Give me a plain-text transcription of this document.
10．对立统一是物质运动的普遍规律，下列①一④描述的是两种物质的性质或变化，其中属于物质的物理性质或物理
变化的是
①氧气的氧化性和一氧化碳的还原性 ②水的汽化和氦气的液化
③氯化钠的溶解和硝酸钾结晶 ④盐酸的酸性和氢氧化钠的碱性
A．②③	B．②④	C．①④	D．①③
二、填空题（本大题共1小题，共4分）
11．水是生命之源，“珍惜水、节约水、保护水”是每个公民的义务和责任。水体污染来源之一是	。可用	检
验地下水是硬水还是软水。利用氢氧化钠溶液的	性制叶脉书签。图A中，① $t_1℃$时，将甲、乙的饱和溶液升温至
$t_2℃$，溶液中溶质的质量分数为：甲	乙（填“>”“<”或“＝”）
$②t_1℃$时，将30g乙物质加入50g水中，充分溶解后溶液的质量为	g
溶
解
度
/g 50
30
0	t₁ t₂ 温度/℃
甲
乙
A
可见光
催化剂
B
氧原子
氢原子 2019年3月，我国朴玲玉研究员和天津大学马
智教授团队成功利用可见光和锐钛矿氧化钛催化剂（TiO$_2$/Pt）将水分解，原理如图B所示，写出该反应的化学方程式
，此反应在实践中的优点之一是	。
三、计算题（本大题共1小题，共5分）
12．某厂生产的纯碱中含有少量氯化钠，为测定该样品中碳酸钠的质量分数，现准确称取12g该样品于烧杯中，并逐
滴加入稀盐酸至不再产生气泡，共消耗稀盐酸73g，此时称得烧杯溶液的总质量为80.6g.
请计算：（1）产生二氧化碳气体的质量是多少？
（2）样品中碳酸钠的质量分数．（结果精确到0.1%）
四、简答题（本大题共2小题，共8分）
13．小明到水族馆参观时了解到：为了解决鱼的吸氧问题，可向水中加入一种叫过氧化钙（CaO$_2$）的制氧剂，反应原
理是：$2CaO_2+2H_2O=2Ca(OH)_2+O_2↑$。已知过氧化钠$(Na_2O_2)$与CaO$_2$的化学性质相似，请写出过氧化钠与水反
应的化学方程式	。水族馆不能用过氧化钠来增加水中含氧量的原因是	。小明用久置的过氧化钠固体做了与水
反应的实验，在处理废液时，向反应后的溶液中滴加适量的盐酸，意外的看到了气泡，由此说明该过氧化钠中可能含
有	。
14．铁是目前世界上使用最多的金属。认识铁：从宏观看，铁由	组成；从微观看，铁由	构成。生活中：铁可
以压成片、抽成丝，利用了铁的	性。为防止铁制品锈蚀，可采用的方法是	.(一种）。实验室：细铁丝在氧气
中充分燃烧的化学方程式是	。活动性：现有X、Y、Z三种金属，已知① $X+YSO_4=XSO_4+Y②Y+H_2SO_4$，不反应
- - - - - - -
**Exercise goal**: Copy the data above exactly. Every line must be included.

**Full solution**:
Give me a plain-text transcription of this document.
10．对立统一是物质运动的普遍规律，下列①一④描述的是两种物质的性质或变化，其中属于物质的物理性质或物理
变化的是
①氧气的氧化性和一氧化碳的还原性 ②水的汽化和氦气的液化
③氯化钠的溶解和硝酸钾结晶 ④盐酸的酸性和氢氧化钠的碱性
A．②③	B．②④	C．①④	D．①③
二、填空题（本大题共1小题，共4分）
11．水是生命之源，“珍惜水、节约水、保护水”是每个公民的义务和责任。水体污染来源之一是	。可用	检
验地下水是硬水还是软水。利用氢氧化钠溶液的	性制叶脉书签。图A中，① $t_1℃$时，将甲、乙的饱和溶液升温至
$t_2℃$，溶液中溶质的质量分数为：甲	乙（填“>”“<”或“＝”）
$②t_1℃$时，将30g乙物质加入50g水中，充分溶解后溶液的质量为	g
溶
解
度
/g 50
30
0	t₁ t₂ 温度/℃
甲
乙
A
可见光
催化剂
B
氧原子
氢原子 2019年3月，我国朴玲玉研究员和天津大学马
智教授团队成功利用可见光和锐钛矿氧化钛催化剂（TiO$_2$/Pt）将水分解，原理如图B所示，写出该反应的化学方程式
，此反应在实践中的优点之一是	。
三、计算题（本大题共1小题，共5分）
12．某厂生产的纯碱中含有少量氯化钠，为测定该样品中碳酸钠的质量分数，现准确称取12g该样品于烧杯中，并逐
滴加入稀盐酸至不再产生气泡，共消耗稀盐酸73g，此时称得烧杯溶液的总质量为80.6g.
请计算：（1）产生二氧化碳气体的质量是多少？
（2）样品中碳酸钠的质量分数．（结果精确到0.1%）
四、简答题（本大题共2小题，共8分）
13．小明到水族馆参观时了解到：为了解决鱼的吸氧问题，可向水中加入一种叫过氧化钙（CaO$_2$）的制氧剂，反应原
理是：$2CaO_2+2H_2O=2Ca(OH)_2+O_2↑$。已知过氧化钠$(Na_2O_2)$与CaO$_2$的化学性质相似，请写出过氧化钠与水反
应的化学方程式	。水族馆不能用过氧化钠来增加水中含氧量的原因是	。小明用久置的过氧化钠固体做了与水
反应的实验，在处理废液时，向反应后的溶液中滴加适量的盐酸，意外的看到了气泡，由此说明该过氧化钠中可能含
有	。
14．铁是目前世界上使用最多的金属。认识铁：从宏观看，铁由	组成；从微观看，铁由	构成。生活中：铁可
以压成片、抽成丝，利用了铁的	性。为防止铁制品锈蚀，可采用的方法是	.(一种）。实验室：细铁丝在氧气
中充分燃烧的化学方程式是	。活动性：现有X、Y、Z三种金属，已知① $X+YSO_4=XSO_4+Y②Y+H_2SO_4$，不反应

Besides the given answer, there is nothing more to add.